Material for the task |
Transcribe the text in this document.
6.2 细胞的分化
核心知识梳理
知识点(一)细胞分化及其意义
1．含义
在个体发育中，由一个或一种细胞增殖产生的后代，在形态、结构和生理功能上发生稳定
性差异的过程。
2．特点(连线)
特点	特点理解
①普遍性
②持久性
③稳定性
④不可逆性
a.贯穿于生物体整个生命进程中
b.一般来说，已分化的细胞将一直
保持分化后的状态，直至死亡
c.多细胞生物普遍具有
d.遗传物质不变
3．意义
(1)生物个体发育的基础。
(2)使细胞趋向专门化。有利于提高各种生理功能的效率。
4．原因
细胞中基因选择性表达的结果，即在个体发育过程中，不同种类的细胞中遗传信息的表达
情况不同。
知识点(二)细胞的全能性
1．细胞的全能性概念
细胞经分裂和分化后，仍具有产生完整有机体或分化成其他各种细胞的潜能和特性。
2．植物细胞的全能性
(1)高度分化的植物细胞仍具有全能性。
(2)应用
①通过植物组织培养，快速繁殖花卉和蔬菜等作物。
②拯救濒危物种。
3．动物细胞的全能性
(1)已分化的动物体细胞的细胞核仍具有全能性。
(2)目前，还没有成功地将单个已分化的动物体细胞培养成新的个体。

Stated problem | All entries must be repeated verbatim.

Answer for the task |
Transcribe the text in this document.
6.2 细胞的分化
核心知识梳理
知识点(一)细胞分化及其意义
1．含义
在个体发育中，由一个或一种细胞增殖产生的后代，在形态、结构和生理功能上发生稳定
性差异的过程。
2．特点(连线)
特点	特点理解
①普遍性
②持久性
③稳定性
④不可逆性
a.贯穿于生物体整个生命进程中
b.一般来说，已分化的细胞将一直
保持分化后的状态，直至死亡
c.多细胞生物普遍具有
d.遗传物质不变
3．意义
(1)生物个体发育的基础。
(2)使细胞趋向专门化。有利于提高各种生理功能的效率。
4．原因
细胞中基因选择性表达的结果，即在个体发育过程中，不同种类的细胞中遗传信息的表达
情况不同。
知识点(二)细胞的全能性
1．细胞的全能性概念
细胞经分裂和分化后，仍具有产生完整有机体或分化成其他各种细胞的潜能和特性。
2．植物细胞的全能性
(1)高度分化的植物细胞仍具有全能性。
(2)应用
①通过植物组织培养，快速繁殖花卉和蔬菜等作物。
②拯救濒危物种。
3．动物细胞的全能性
(1)已分化的动物体细胞的细胞核仍具有全能性。
(2)目前，还没有成功地将单个已分化的动物体细胞培养成新的个体。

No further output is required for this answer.